— Problem —
Of the lines in these entries, how many contain the string "screenshot"? Give the number and nothing else.

[BEGIN Task input]

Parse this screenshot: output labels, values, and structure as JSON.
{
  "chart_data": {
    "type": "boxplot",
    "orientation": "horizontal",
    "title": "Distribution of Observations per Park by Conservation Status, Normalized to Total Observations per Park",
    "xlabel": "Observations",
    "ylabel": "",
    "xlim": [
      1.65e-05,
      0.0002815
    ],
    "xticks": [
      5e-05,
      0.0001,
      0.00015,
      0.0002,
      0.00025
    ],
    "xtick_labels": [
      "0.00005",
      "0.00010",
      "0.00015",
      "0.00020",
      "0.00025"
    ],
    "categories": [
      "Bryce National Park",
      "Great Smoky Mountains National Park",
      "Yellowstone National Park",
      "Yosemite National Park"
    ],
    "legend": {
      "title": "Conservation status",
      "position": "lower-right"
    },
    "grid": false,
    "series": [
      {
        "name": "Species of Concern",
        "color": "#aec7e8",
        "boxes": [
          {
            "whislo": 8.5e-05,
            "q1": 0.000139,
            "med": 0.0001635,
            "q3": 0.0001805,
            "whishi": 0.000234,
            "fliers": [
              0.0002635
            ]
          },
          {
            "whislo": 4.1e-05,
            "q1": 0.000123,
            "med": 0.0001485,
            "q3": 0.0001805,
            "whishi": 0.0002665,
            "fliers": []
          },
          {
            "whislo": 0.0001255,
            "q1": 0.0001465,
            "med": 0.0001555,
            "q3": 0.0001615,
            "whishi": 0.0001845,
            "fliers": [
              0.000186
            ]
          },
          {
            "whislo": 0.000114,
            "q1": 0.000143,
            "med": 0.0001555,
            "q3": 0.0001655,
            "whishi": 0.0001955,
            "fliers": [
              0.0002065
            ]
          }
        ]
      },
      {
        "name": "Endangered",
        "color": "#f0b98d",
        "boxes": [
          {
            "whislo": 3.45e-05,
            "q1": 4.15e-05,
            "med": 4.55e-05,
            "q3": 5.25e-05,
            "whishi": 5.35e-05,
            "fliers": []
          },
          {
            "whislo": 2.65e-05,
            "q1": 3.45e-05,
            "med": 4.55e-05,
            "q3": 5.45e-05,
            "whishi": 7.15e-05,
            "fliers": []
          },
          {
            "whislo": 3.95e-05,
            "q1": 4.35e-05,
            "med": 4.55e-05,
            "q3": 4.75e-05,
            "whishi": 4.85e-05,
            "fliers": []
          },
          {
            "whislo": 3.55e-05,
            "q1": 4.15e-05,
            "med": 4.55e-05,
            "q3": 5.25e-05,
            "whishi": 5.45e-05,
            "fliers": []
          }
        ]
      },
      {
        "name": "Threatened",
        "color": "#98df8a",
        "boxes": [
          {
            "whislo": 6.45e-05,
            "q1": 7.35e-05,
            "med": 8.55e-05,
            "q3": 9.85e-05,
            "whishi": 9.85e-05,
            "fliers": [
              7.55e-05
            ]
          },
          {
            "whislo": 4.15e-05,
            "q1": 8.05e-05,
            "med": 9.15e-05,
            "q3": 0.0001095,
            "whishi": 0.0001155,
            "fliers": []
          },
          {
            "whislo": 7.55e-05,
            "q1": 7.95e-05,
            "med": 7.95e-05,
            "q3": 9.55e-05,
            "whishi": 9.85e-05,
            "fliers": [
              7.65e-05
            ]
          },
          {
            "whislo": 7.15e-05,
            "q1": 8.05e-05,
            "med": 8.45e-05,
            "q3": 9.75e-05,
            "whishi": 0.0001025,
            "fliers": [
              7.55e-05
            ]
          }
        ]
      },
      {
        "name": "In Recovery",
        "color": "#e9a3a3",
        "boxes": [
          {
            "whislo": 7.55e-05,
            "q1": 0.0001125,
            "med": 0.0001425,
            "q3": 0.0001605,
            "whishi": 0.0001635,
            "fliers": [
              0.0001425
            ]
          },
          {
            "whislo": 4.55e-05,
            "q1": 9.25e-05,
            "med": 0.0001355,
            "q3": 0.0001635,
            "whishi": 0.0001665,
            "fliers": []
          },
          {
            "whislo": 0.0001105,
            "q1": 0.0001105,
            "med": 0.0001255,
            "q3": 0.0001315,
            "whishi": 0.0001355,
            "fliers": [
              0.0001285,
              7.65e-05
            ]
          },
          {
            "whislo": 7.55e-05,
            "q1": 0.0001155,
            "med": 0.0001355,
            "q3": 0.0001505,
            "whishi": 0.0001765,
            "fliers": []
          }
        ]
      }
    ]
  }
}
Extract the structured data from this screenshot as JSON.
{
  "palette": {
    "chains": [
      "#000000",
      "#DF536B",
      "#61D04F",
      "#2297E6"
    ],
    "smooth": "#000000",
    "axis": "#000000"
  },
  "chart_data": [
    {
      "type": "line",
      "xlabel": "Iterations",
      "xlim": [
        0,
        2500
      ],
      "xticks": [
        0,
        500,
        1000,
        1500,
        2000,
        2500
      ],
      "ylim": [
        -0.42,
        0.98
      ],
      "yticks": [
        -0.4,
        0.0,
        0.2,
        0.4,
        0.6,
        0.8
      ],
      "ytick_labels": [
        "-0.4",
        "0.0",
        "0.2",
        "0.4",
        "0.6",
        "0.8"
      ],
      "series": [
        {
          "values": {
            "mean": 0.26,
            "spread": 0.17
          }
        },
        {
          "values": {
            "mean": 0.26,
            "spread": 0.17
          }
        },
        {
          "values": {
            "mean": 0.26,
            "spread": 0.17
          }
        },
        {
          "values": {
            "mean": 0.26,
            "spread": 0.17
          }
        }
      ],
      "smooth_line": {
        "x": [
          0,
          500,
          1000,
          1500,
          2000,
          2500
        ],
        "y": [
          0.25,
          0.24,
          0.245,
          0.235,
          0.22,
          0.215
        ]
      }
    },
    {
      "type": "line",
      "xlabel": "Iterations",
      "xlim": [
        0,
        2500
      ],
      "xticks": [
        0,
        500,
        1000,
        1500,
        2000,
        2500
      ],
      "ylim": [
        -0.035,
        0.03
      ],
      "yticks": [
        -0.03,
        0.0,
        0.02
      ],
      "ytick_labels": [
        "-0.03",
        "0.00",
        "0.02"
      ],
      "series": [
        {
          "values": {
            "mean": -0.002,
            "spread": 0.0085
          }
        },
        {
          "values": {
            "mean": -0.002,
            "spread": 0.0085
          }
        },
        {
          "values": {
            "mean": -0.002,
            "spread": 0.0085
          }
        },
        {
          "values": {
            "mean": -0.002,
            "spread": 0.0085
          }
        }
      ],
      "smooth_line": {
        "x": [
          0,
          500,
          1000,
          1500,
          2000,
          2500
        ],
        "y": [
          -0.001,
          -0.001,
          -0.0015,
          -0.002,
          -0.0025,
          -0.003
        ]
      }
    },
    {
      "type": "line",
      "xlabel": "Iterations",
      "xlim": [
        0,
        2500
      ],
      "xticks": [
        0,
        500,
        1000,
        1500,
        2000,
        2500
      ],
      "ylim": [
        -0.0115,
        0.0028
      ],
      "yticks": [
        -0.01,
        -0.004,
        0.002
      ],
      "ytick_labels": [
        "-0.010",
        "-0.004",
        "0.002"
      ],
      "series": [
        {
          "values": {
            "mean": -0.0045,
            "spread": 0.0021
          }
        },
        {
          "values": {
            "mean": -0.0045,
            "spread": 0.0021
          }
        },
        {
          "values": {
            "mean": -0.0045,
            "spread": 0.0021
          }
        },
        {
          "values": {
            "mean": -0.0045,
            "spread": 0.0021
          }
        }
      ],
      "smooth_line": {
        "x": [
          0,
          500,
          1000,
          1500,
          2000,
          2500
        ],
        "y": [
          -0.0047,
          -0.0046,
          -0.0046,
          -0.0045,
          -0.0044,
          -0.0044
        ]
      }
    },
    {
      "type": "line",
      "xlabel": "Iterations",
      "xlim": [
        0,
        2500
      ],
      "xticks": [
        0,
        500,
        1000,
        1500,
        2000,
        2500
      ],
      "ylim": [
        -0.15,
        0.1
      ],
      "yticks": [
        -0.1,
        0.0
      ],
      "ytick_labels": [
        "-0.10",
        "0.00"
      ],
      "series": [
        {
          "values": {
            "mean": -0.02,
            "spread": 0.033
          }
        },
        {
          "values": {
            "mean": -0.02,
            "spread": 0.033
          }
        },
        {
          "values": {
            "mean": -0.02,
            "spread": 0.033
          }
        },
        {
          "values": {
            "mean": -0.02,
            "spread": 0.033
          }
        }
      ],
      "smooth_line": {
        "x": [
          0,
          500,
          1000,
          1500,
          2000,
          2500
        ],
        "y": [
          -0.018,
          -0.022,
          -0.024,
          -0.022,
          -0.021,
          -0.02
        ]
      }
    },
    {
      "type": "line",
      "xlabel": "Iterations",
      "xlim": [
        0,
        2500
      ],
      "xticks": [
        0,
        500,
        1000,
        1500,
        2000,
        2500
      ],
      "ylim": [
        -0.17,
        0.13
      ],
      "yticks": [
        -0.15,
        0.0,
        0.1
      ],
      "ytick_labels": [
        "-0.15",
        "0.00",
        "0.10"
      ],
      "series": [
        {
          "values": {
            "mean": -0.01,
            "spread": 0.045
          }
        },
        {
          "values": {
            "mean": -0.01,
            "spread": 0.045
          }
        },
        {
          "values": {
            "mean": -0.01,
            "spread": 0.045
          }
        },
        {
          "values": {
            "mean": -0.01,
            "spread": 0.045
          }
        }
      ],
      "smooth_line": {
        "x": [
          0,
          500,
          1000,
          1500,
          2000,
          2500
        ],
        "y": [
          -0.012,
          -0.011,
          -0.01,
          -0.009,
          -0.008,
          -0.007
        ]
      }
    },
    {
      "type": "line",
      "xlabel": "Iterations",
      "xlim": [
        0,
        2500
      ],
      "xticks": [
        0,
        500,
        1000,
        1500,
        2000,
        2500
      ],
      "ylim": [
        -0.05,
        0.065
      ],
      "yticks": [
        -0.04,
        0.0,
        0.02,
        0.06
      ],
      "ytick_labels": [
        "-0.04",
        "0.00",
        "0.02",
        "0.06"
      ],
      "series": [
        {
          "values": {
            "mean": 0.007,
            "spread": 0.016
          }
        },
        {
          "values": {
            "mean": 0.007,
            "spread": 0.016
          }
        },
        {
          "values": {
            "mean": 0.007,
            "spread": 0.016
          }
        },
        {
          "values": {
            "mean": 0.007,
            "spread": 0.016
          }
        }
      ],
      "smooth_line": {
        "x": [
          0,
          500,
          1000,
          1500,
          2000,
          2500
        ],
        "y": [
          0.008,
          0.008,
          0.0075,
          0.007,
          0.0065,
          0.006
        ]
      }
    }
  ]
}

[END Task input]

— Exercise answer —
2